» **Material supplied**:
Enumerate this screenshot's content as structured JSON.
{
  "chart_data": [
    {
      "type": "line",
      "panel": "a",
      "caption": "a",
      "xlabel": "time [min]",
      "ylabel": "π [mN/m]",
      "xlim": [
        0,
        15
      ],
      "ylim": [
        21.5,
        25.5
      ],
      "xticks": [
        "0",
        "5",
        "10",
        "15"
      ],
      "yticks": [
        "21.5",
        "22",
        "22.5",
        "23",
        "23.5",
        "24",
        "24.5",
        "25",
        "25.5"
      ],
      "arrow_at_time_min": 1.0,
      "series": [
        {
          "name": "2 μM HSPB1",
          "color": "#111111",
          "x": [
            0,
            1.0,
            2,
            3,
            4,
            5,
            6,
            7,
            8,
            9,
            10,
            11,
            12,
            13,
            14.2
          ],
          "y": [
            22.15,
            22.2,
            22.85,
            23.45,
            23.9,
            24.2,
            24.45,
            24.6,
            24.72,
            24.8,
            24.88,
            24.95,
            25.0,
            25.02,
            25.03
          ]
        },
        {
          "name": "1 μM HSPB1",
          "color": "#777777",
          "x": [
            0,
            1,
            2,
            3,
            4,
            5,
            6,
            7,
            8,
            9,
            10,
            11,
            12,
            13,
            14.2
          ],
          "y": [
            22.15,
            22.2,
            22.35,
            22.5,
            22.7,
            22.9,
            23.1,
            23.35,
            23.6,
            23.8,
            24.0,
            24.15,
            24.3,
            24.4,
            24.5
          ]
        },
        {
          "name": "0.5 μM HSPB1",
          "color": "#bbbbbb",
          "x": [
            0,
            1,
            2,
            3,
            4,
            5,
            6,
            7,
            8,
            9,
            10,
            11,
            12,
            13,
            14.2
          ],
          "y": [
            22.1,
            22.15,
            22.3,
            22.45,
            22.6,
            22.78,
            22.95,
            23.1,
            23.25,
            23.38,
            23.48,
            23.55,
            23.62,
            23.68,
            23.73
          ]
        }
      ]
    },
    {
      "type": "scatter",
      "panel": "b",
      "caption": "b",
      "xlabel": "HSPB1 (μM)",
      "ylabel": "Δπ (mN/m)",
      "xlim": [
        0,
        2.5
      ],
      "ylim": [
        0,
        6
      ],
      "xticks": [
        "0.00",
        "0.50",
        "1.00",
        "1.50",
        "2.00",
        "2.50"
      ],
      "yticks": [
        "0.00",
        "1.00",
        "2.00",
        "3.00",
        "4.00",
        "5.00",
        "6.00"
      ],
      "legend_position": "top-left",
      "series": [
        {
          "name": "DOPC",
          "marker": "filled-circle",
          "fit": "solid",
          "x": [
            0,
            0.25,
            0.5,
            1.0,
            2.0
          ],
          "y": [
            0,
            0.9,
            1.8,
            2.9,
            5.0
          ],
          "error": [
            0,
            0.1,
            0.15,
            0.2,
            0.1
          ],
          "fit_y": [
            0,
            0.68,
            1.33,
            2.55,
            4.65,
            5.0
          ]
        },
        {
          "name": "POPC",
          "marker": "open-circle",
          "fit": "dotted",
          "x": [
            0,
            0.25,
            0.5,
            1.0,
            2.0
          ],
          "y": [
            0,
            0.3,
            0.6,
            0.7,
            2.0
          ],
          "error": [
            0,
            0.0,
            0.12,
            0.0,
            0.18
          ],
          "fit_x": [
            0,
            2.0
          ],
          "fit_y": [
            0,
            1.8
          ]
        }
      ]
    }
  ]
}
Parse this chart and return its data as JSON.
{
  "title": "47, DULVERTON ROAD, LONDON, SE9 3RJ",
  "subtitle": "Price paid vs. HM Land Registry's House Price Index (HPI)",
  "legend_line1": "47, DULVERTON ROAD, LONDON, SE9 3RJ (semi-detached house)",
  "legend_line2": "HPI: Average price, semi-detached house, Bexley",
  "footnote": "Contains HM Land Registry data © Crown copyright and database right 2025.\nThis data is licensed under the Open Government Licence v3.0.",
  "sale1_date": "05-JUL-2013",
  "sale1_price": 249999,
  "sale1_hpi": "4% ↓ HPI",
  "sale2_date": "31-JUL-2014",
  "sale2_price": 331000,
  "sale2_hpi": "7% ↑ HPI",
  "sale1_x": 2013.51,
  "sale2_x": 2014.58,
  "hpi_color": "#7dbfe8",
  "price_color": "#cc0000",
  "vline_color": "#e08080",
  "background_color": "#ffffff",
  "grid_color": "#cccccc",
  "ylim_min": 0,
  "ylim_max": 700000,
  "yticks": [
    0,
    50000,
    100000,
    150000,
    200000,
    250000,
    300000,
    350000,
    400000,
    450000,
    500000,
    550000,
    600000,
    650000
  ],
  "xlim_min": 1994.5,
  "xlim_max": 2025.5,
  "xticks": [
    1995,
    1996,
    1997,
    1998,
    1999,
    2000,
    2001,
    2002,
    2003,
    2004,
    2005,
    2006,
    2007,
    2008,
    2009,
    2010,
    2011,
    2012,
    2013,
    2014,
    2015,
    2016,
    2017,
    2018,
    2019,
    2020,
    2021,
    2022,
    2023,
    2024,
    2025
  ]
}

» **Aim**: Copy every line of the records word for word.

» **Output of the exercise**:
Enumerate this screenshot's content as structured JSON.
{
  "chart_data": [
    {
      "type": "line",
      "panel": "a",
      "caption": "a",
      "xlabel": "time [min]",
      "ylabel": "π [mN/m]",
      "xlim": [
        0,
        15
      ],
      "ylim": [
        21.5,
        25.5
      ],
      "xticks": [
        "0",
        "5",
        "10",
        "15"
      ],
      "yticks": [
        "21.5",
        "22",
        "22.5",
        "23",
        "23.5",
        "24",
        "24.5",
        "25",
        "25.5"
      ],
      "arrow_at_time_min": 1.0,
      "series": [
        {
          "name": "2 μM HSPB1",
          "color": "#111111",
          "x": [
            0,
            1.0,
            2,
            3,
            4,
            5,
            6,
            7,
            8,
            9,
            10,
            11,
            12,
            13,
            14.2
          ],
          "y": [
            22.15,
            22.2,
            22.85,
            23.45,
            23.9,
            24.2,
            24.45,
            24.6,
            24.72,
            24.8,
            24.88,
            24.95,
            25.0,
            25.02,
            25.03
          ]
        },
        {
          "name": "1 μM HSPB1",
          "color": "#777777",
          "x": [
            0,
            1,
            2,
            3,
            4,
            5,
            6,
            7,
            8,
            9,
            10,
            11,
            12,
            13,
            14.2
          ],
          "y": [
            22.15,
            22.2,
            22.35,
            22.5,
            22.7,
            22.9,
            23.1,
            23.35,
            23.6,
            23.8,
            24.0,
            24.15,
            24.3,
            24.4,
            24.5
          ]
        },
        {
          "name": "0.5 μM HSPB1",
          "color": "#bbbbbb",
          "x": [
            0,
            1,
            2,
            3,
            4,
            5,
            6,
            7,
            8,
            9,
            10,
            11,
            12,
            13,
            14.2
          ],
          "y": [
            22.1,
            22.15,
            22.3,
            22.45,
            22.6,
            22.78,
            22.95,
            23.1,
            23.25,
            23.38,
            23.48,
            23.55,
            23.62,
            23.68,
            23.73
          ]
        }
      ]
    },
    {
      "type": "scatter",
      "panel": "b",
      "caption": "b",
      "xlabel": "HSPB1 (μM)",
      "ylabel": "Δπ (mN/m)",
      "xlim": [
        0,
        2.5
      ],
      "ylim": [
        0,
        6
      ],
      "xticks": [
        "0.00",
        "0.50",
        "1.00",
        "1.50",
        "2.00",
        "2.50"
      ],
      "yticks": [
        "0.00",
        "1.00",
        "2.00",
        "3.00",
        "4.00",
        "5.00",
        "6.00"
      ],
      "legend_position": "top-left",
      "series": [
        {
          "name": "DOPC",
          "marker": "filled-circle",
          "fit": "solid",
          "x": [
            0,
            0.25,
            0.5,
            1.0,
            2.0
          ],
          "y": [
            0,
            0.9,
            1.8,
            2.9,
            5.0
          ],
          "error": [
            0,
            0.1,
            0.15,
            0.2,
            0.1
          ],
          "fit_y": [
            0,
            0.68,
            1.33,
            2.55,
            4.65,
            5.0
          ]
        },
        {
          "name": "POPC",
          "marker": "open-circle",
          "fit": "dotted",
          "x": [
            0,
            0.25,
            0.5,
            1.0,
            2.0
          ],
          "y": [
            0,
            0.3,
            0.6,
            0.7,
            2.0
          ],
          "error": [
            0,
            0.0,
            0.12,
            0.0,
            0.18
          ],
          "fit_x": [
            0,
            2.0
          ],
          "fit_y": [
            0,
            1.8
          ]
        }
      ]
    }
  ]
}
Parse this chart and return its data as JSON.
{
  "title": "47, DULVERTON ROAD, LONDON, SE9 3RJ",
  "subtitle": "Price paid vs. HM Land Registry's House Price Index (HPI)",
  "legend_line1": "47, DULVERTON ROAD, LONDON, SE9 3RJ (semi-detached house)",
  "legend_line2": "HPI: Average price, semi-detached house, Bexley",
  "footnote": "Contains HM Land Registry data © Crown copyright and database right 2025.\nThis data is licensed under the Open Government Licence v3.0.",
  "sale1_date": "05-JUL-2013",
  "sale1_price": 249999,
  "sale1_hpi": "4% ↓ HPI",
  "sale2_date": "31-JUL-2014",
  "sale2_price": 331000,
  "sale2_hpi": "7% ↑ HPI",
  "sale1_x": 2013.51,
  "sale2_x": 2014.58,
  "hpi_color": "#7dbfe8",
  "price_color": "#cc0000",
  "vline_color": "#e08080",
  "background_color": "#ffffff",
  "grid_color": "#cccccc",
  "ylim_min": 0,
  "ylim_max": 700000,
  "yticks": [
    0,
    50000,
    100000,
    150000,
    200000,
    250000,
    300000,
    350000,
    400000,
    450000,
    500000,
    550000,
    600000,
    650000
  ],
  "xlim_min": 1994.5,
  "xlim_max": 2025.5,
  "xticks": [
    1995,
    1996,
    1997,
    1998,
    1999,
    2000,
    2001,
    2002,
    2003,
    2004,
    2005,
    2006,
    2007,
    2008,
    2009,
    2010,
    2011,
    2012,
    2013,
    2014,
    2015,
    2016,
    2017,
    2018,
    2019,
    2020,
    2021,
    2022,
    2023,
    2024,
    2025
  ]
}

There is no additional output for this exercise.